▸ **RECORDS FOR THIS TASK**:
Content starts

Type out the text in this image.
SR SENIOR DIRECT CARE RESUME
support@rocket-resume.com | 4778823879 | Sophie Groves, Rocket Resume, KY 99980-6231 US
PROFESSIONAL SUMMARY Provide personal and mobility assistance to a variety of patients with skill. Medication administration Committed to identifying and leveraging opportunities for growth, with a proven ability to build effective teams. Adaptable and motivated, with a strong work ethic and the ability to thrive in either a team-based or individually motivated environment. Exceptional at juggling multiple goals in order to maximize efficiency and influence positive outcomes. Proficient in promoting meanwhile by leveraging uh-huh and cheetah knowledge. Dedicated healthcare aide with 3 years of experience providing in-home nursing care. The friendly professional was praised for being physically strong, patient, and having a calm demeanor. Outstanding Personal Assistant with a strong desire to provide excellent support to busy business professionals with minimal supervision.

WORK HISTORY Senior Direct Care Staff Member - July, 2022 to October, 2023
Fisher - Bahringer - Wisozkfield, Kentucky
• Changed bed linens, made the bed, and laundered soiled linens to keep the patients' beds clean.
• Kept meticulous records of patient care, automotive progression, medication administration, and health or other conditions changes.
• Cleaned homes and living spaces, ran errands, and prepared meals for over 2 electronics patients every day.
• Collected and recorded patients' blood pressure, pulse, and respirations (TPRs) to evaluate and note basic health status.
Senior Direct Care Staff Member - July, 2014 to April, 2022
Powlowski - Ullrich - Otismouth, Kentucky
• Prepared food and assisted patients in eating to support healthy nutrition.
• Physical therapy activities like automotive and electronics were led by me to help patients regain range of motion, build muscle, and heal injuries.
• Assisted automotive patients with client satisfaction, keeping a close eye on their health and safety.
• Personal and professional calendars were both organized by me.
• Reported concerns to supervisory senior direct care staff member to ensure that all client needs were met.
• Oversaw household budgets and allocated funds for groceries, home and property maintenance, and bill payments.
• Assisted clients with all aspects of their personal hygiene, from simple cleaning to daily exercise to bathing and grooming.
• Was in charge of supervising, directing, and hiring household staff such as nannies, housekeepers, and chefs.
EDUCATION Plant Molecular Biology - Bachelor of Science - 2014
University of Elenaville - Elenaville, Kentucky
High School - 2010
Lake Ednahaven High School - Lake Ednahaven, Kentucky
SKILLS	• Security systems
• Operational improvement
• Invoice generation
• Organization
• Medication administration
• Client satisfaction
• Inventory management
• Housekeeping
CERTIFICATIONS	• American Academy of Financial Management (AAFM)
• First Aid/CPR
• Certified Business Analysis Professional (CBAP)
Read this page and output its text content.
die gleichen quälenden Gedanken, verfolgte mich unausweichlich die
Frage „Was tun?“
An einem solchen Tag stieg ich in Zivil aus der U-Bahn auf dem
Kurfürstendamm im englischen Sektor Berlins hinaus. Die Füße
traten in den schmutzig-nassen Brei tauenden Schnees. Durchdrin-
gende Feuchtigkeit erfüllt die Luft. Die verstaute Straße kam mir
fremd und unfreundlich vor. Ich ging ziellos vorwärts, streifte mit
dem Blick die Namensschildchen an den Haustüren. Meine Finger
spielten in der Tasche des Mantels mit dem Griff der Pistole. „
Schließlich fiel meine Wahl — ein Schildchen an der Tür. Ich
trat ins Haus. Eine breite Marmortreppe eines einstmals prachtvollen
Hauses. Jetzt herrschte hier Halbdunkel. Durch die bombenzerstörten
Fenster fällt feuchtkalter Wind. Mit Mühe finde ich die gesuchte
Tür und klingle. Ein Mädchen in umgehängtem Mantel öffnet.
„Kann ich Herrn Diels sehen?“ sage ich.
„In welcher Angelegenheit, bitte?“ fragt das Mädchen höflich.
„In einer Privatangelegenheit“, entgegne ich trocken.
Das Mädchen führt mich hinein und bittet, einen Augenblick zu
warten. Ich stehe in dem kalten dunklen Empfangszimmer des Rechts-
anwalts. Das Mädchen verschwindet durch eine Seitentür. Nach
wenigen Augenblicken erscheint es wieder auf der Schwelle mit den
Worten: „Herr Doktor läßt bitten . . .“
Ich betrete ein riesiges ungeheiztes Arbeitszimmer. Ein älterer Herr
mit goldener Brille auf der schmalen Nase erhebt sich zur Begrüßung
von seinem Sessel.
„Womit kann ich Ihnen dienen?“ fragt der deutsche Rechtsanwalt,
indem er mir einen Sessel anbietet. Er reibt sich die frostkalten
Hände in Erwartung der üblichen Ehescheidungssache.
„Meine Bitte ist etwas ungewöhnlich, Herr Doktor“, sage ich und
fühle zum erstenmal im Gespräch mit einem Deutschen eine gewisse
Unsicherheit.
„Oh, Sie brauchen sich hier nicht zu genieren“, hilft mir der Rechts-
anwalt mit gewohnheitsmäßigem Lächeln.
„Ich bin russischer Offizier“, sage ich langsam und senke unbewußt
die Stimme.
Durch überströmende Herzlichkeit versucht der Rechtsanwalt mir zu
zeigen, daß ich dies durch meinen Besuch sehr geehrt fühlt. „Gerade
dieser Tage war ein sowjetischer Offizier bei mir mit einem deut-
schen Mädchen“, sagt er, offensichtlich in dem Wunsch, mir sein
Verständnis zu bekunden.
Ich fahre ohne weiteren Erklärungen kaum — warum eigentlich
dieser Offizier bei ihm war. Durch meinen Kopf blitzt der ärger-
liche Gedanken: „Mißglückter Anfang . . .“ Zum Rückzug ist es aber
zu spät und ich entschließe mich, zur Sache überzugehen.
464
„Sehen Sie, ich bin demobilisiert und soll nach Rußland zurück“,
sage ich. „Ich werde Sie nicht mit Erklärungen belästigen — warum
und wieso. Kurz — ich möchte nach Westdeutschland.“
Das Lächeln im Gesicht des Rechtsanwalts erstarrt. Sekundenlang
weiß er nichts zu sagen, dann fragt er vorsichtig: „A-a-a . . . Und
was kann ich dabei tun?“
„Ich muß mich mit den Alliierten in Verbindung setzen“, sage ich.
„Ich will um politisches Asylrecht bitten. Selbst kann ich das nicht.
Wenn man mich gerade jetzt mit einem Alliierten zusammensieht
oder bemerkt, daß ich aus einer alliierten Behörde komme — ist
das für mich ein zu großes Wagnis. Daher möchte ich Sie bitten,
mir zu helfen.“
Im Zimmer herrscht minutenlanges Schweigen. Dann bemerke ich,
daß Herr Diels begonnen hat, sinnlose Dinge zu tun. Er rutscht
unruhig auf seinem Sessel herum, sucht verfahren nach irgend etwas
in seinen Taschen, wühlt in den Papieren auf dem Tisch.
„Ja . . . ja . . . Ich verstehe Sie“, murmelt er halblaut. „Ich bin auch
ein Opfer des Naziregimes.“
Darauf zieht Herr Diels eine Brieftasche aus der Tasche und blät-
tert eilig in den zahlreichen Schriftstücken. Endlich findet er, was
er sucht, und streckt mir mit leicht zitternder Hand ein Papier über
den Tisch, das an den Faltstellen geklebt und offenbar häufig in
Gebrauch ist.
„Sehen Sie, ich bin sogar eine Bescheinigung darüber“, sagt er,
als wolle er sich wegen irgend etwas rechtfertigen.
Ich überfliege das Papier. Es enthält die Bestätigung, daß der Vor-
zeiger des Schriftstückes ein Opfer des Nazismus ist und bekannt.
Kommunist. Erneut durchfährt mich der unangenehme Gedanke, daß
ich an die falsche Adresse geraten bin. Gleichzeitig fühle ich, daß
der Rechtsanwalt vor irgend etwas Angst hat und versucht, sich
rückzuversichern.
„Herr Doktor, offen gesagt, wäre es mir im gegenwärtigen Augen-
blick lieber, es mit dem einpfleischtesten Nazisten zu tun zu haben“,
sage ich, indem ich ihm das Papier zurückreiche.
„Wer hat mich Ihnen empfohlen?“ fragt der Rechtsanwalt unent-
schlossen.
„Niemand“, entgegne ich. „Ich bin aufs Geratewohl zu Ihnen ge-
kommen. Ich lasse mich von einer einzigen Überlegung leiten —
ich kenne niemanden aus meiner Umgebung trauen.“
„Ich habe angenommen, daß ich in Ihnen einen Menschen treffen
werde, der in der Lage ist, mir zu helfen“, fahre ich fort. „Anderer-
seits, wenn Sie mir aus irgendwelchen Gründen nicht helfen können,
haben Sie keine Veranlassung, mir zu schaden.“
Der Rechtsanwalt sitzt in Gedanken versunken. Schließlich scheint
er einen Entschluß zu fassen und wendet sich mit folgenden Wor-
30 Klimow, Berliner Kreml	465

Content ends

▸ **YOUR TASK**: Pull out each line of the records holding the string "helfen".

▸ **ANSWER SPACE**:
mir zu helfen.“
werde, der in der Lage ist, mir zu helfen“, fahre ich fort. „Anderer-
seits, wenn Sie mir aus irgendwelchen Gründen nicht helfen können,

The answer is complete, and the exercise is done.